→ Exercise aim: Check every line below for the string "государства", and copy the lines that contain it.

→ Exercise input:
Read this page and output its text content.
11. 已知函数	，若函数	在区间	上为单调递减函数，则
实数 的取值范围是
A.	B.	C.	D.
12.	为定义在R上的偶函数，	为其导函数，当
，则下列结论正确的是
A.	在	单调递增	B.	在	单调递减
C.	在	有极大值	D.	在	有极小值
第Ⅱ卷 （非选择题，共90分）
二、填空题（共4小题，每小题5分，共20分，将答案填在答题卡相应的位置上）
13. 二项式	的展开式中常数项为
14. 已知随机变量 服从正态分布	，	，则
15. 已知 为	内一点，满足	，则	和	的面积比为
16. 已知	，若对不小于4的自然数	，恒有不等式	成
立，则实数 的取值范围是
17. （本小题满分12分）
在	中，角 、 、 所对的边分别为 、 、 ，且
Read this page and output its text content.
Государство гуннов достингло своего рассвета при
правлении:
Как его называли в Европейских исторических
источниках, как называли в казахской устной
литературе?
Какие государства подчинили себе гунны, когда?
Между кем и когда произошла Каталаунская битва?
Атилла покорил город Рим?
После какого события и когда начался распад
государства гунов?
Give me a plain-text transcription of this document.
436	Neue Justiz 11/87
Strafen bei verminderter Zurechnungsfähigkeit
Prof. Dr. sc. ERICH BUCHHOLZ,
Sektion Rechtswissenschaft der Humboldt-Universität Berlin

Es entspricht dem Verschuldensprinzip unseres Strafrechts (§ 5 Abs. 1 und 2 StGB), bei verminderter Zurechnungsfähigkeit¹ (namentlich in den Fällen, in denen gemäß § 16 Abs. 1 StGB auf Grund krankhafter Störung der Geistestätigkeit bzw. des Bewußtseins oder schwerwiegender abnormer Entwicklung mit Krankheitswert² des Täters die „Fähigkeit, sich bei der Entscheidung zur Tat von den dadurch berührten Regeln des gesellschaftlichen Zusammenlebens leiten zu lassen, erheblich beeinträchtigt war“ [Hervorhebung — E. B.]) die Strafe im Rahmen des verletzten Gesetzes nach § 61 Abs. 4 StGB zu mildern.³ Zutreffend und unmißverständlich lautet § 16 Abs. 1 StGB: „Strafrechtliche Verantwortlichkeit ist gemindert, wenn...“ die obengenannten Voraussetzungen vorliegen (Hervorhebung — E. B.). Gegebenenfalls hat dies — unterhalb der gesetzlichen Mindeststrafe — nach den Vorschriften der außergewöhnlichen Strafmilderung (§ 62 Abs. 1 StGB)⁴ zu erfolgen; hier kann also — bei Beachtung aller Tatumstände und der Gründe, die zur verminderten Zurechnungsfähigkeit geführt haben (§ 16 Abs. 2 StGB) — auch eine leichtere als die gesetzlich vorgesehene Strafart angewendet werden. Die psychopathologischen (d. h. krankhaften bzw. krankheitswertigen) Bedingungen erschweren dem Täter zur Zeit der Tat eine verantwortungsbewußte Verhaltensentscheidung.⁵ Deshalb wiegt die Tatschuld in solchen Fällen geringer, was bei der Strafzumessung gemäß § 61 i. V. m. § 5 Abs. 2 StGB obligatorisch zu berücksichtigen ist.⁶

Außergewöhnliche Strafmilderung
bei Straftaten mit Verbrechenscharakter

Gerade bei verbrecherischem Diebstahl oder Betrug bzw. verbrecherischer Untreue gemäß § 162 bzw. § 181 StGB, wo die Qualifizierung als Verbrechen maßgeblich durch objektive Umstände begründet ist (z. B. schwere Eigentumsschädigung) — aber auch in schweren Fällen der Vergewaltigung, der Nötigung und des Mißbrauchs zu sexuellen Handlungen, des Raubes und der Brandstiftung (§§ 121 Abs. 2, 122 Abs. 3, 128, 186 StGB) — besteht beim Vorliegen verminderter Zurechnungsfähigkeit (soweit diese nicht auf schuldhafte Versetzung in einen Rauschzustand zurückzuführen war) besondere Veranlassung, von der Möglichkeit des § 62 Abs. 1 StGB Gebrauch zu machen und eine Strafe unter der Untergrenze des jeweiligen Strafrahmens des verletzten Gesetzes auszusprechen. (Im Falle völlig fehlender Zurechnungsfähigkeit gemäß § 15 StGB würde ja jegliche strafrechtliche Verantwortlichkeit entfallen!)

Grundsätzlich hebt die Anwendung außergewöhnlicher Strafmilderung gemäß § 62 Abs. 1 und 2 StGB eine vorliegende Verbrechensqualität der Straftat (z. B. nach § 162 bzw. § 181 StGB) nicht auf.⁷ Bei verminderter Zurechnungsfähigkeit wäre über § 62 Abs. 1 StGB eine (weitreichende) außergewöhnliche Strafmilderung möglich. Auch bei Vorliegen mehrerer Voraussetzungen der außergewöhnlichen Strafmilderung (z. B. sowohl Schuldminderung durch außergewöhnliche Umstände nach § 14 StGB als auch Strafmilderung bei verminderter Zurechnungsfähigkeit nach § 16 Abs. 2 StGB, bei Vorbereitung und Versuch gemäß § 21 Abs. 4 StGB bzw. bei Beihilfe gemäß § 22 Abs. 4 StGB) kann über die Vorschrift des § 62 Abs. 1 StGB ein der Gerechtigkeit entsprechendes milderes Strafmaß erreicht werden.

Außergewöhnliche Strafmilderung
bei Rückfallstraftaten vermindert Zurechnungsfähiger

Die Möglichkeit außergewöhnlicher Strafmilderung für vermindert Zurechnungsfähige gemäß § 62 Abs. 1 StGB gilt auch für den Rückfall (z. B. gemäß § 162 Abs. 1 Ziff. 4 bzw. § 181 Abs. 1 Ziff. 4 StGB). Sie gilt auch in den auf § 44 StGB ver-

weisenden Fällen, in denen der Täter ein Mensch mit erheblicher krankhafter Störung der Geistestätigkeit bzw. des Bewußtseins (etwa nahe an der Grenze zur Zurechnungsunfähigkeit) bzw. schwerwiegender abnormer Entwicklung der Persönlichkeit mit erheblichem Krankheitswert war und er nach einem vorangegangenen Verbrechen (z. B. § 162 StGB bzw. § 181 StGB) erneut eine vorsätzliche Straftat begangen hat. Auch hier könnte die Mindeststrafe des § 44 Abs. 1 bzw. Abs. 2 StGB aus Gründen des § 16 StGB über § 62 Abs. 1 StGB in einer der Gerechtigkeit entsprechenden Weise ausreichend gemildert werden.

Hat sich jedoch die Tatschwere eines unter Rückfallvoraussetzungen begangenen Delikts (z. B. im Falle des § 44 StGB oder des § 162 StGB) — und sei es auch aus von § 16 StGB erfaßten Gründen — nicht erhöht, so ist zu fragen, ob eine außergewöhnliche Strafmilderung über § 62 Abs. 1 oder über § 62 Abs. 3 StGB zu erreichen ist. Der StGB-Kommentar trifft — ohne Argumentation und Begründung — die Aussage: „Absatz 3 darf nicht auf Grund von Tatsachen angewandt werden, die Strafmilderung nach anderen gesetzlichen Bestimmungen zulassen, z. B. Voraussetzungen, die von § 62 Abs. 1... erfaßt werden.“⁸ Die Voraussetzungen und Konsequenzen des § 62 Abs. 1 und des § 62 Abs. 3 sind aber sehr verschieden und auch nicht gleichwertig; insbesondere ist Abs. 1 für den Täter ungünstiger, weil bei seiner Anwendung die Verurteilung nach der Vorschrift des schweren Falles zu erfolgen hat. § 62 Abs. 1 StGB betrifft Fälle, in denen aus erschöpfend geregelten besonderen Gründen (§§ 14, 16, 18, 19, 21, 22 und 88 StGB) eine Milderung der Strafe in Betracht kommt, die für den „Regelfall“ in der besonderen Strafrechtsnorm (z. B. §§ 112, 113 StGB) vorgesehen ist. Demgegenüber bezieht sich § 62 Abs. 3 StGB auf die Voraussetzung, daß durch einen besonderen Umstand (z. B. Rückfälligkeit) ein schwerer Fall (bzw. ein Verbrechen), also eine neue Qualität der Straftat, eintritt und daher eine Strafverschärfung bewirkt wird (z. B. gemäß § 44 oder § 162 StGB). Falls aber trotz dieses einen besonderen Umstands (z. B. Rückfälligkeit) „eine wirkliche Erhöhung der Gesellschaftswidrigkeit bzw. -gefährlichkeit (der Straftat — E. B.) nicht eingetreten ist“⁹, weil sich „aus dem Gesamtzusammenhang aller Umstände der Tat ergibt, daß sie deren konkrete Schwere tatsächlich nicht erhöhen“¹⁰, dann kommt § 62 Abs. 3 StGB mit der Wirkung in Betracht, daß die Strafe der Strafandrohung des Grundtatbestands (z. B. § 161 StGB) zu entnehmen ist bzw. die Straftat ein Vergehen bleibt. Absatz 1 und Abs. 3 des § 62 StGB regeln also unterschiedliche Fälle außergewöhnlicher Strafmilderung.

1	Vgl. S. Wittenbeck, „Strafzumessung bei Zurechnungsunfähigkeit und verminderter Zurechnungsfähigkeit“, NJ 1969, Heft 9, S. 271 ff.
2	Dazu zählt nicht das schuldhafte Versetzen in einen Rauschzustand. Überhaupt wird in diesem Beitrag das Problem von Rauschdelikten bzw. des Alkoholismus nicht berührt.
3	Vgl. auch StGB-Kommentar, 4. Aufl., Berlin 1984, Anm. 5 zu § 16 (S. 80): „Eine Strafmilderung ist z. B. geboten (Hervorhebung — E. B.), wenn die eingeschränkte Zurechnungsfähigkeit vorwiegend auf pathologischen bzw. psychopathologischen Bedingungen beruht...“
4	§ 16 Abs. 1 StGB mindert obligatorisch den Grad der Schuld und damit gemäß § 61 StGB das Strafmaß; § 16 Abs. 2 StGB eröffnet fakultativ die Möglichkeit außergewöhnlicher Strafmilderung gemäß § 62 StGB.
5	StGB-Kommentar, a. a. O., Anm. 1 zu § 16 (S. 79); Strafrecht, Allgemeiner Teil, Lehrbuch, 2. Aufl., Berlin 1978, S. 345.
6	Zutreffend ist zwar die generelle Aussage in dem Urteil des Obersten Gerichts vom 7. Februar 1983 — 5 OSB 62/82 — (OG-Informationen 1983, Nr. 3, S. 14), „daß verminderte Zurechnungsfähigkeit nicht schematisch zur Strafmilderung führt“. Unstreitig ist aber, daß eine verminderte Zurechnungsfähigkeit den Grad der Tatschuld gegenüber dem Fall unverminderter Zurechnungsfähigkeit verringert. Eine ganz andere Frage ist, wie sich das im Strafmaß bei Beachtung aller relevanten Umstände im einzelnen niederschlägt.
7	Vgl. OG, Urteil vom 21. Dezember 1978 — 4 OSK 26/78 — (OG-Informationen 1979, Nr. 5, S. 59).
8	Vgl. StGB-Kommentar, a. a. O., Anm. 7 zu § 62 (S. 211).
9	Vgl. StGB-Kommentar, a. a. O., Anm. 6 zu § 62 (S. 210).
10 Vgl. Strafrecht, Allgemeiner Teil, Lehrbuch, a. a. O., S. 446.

→ Solution to this problem:
Какие государства подчинили себе гунны, когда?
государства гунов?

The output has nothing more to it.